_Records provided:_

##############################

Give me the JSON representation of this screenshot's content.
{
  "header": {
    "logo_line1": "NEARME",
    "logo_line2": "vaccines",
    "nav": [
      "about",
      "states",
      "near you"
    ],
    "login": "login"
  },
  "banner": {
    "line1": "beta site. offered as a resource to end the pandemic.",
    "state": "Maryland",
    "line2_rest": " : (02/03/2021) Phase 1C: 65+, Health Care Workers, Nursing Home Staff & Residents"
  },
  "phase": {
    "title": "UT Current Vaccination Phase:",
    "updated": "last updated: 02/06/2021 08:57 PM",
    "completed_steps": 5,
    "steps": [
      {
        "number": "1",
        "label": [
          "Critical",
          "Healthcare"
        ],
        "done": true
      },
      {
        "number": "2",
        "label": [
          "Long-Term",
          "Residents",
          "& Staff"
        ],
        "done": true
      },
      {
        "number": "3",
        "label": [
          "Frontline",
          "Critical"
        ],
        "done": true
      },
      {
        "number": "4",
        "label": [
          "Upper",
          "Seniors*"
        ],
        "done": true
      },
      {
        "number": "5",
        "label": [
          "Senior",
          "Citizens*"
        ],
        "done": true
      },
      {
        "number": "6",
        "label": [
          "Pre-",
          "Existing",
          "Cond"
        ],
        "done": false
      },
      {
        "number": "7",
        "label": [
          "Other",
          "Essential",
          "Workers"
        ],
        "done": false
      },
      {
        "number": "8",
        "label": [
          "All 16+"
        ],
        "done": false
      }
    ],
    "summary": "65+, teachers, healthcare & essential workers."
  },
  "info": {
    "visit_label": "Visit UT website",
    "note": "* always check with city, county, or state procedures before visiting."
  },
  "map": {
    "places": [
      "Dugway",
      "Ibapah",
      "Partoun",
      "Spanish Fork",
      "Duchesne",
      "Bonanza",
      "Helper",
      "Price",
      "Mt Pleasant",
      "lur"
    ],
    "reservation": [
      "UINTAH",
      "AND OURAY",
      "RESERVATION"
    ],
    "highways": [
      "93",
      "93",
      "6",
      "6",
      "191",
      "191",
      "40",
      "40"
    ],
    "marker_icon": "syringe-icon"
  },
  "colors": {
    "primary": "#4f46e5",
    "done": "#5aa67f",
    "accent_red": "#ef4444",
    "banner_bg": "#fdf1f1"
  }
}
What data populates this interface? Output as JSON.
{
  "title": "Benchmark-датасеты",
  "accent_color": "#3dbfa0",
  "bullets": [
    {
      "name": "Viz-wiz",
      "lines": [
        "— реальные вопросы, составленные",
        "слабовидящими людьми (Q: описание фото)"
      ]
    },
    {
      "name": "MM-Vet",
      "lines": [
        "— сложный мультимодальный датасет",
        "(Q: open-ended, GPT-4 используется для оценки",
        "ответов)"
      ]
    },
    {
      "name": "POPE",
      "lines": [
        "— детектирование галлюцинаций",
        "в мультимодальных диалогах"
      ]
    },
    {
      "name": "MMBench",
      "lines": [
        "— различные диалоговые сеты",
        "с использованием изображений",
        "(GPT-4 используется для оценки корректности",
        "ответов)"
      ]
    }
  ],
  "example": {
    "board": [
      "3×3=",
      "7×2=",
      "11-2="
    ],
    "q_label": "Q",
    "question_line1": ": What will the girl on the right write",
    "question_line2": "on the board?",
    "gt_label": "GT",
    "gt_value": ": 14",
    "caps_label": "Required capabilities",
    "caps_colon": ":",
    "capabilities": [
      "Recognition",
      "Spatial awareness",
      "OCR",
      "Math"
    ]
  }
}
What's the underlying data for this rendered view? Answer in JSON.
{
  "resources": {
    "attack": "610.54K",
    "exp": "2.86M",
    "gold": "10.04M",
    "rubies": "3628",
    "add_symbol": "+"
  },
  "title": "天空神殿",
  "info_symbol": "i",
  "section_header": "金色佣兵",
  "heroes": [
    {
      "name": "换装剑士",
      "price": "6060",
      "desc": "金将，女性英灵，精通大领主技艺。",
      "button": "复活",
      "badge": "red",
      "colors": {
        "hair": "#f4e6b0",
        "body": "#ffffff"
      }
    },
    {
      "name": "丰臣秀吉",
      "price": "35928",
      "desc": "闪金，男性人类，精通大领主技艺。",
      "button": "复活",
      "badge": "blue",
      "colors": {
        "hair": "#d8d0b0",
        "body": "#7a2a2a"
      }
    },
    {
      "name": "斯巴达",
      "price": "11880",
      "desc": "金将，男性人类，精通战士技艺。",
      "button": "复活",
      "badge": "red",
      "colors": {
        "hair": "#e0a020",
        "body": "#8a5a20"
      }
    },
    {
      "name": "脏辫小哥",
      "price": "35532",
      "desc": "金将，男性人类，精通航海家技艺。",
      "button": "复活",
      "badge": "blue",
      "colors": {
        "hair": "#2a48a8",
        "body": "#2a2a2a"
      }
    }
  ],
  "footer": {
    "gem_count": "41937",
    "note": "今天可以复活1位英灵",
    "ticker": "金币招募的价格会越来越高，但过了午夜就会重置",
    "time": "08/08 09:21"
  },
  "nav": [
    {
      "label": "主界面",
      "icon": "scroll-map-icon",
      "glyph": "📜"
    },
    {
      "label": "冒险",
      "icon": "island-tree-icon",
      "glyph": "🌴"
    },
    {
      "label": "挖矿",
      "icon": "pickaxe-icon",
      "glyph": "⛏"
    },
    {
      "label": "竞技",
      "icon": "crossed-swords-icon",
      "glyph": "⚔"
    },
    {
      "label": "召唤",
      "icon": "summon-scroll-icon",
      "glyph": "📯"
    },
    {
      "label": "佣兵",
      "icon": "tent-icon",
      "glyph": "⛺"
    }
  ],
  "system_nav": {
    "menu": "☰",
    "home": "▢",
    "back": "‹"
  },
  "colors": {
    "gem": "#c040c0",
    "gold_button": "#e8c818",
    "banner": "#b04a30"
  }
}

##############################

_Work to be completed:_ Return the entries above exactly, each one complete.

_Result for this task:_
Give me the JSON representation of this screenshot's content.
{
  "header": {
    "logo_line1": "NEARME",
    "logo_line2": "vaccines",
    "nav": [
      "about",
      "states",
      "near you"
    ],
    "login": "login"
  },
  "banner": {
    "line1": "beta site. offered as a resource to end the pandemic.",
    "state": "Maryland",
    "line2_rest": " : (02/03/2021) Phase 1C: 65+, Health Care Workers, Nursing Home Staff & Residents"
  },
  "phase": {
    "title": "UT Current Vaccination Phase:",
    "updated": "last updated: 02/06/2021 08:57 PM",
    "completed_steps": 5,
    "steps": [
      {
        "number": "1",
        "label": [
          "Critical",
          "Healthcare"
        ],
        "done": true
      },
      {
        "number": "2",
        "label": [
          "Long-Term",
          "Residents",
          "& Staff"
        ],
        "done": true
      },
      {
        "number": "3",
        "label": [
          "Frontline",
          "Critical"
        ],
        "done": true
      },
      {
        "number": "4",
        "label": [
          "Upper",
          "Seniors*"
        ],
        "done": true
      },
      {
        "number": "5",
        "label": [
          "Senior",
          "Citizens*"
        ],
        "done": true
      },
      {
        "number": "6",
        "label": [
          "Pre-",
          "Existing",
          "Cond"
        ],
        "done": false
      },
      {
        "number": "7",
        "label": [
          "Other",
          "Essential",
          "Workers"
        ],
        "done": false
      },
      {
        "number": "8",
        "label": [
          "All 16+"
        ],
        "done": false
      }
    ],
    "summary": "65+, teachers, healthcare & essential workers."
  },
  "info": {
    "visit_label": "Visit UT website",
    "note": "* always check with city, county, or state procedures before visiting."
  },
  "map": {
    "places": [
      "Dugway",
      "Ibapah",
      "Partoun",
      "Spanish Fork",
      "Duchesne",
      "Bonanza",
      "Helper",
      "Price",
      "Mt Pleasant",
      "lur"
    ],
    "reservation": [
      "UINTAH",
      "AND OURAY",
      "RESERVATION"
    ],
    "highways": [
      "93",
      "93",
      "6",
      "6",
      "191",
      "191",
      "40",
      "40"
    ],
    "marker_icon": "syringe-icon"
  },
  "colors": {
    "primary": "#4f46e5",
    "done": "#5aa67f",
    "accent_red": "#ef4444",
    "banner_bg": "#fdf1f1"
  }
}
What data populates this interface? Output as JSON.
{
  "title": "Benchmark-датасеты",
  "accent_color": "#3dbfa0",
  "bullets": [
    {
      "name": "Viz-wiz",
      "lines": [
        "— реальные вопросы, составленные",
        "слабовидящими людьми (Q: описание фото)"
      ]
    },
    {
      "name": "MM-Vet",
      "lines": [
        "— сложный мультимодальный датасет",
        "(Q: open-ended, GPT-4 используется для оценки",
        "ответов)"
      ]
    },
    {
      "name": "POPE",
      "lines": [
        "— детектирование галлюцинаций",
        "в мультимодальных диалогах"
      ]
    },
    {
      "name": "MMBench",
      "lines": [
        "— различные диалоговые сеты",
        "с использованием изображений",
        "(GPT-4 используется для оценки корректности",
        "ответов)"
      ]
    }
  ],
  "example": {
    "board": [
      "3×3=",
      "7×2=",
      "11-2="
    ],
    "q_label": "Q",
    "question_line1": ": What will the girl on the right write",
    "question_line2": "on the board?",
    "gt_label": "GT",
    "gt_value": ": 14",
    "caps_label": "Required capabilities",
    "caps_colon": ":",
    "capabilities": [
      "Recognition",
      "Spatial awareness",
      "OCR",
      "Math"
    ]
  }
}
What's the underlying data for this rendered view? Answer in JSON.
{
  "resources": {
    "attack": "610.54K",
    "exp": "2.86M",
    "gold": "10.04M",
    "rubies": "3628",
    "add_symbol": "+"
  },
  "title": "天空神殿",
  "info_symbol": "i",
  "section_header": "金色佣兵",
  "heroes": [
    {
      "name": "换装剑士",
      "price": "6060",
      "desc": "金将，女性英灵，精通大领主技艺。",
      "button": "复活",
      "badge": "red",
      "colors": {
        "hair": "#f4e6b0",
        "body": "#ffffff"
      }
    },
    {
      "name": "丰臣秀吉",
      "price": "35928",
      "desc": "闪金，男性人类，精通大领主技艺。",
      "button": "复活",
      "badge": "blue",
      "colors": {
        "hair": "#d8d0b0",
        "body": "#7a2a2a"
      }
    },
    {
      "name": "斯巴达",
      "price": "11880",
      "desc": "金将，男性人类，精通战士技艺。",
      "button": "复活",
      "badge": "red",
      "colors": {
        "hair": "#e0a020",
        "body": "#8a5a20"
      }
    },
    {
      "name": "脏辫小哥",
      "price": "35532",
      "desc": "金将，男性人类，精通航海家技艺。",
      "button": "复活",
      "badge": "blue",
      "colors": {
        "hair": "#2a48a8",
        "body": "#2a2a2a"
      }
    }
  ],
  "footer": {
    "gem_count": "41937",
    "note": "今天可以复活1位英灵",
    "ticker": "金币招募的价格会越来越高，但过了午夜就会重置",
    "time": "08/08 09:21"
  },
  "nav": [
    {
      "label": "主界面",
      "icon": "scroll-map-icon",
      "glyph": "📜"
    },
    {
      "label": "冒险",
      "icon": "island-tree-icon",
      "glyph": "🌴"
    },
    {
      "label": "挖矿",
      "icon": "pickaxe-icon",
      "glyph": "⛏"
    },
    {
      "label": "竞技",
      "icon": "crossed-swords-icon",
      "glyph": "⚔"
    },
    {
      "label": "召唤",
      "icon": "summon-scroll-icon",
      "glyph": "📯"
    },
    {
      "label": "佣兵",
      "icon": "tent-icon",
      "glyph": "⛺"
    }
  ],
  "system_nav": {
    "menu": "☰",
    "home": "▢",
    "back": "‹"
  },
  "colors": {
    "gem": "#c040c0",
    "gold_button": "#e8c818",
    "banner": "#b04a30"
  }
}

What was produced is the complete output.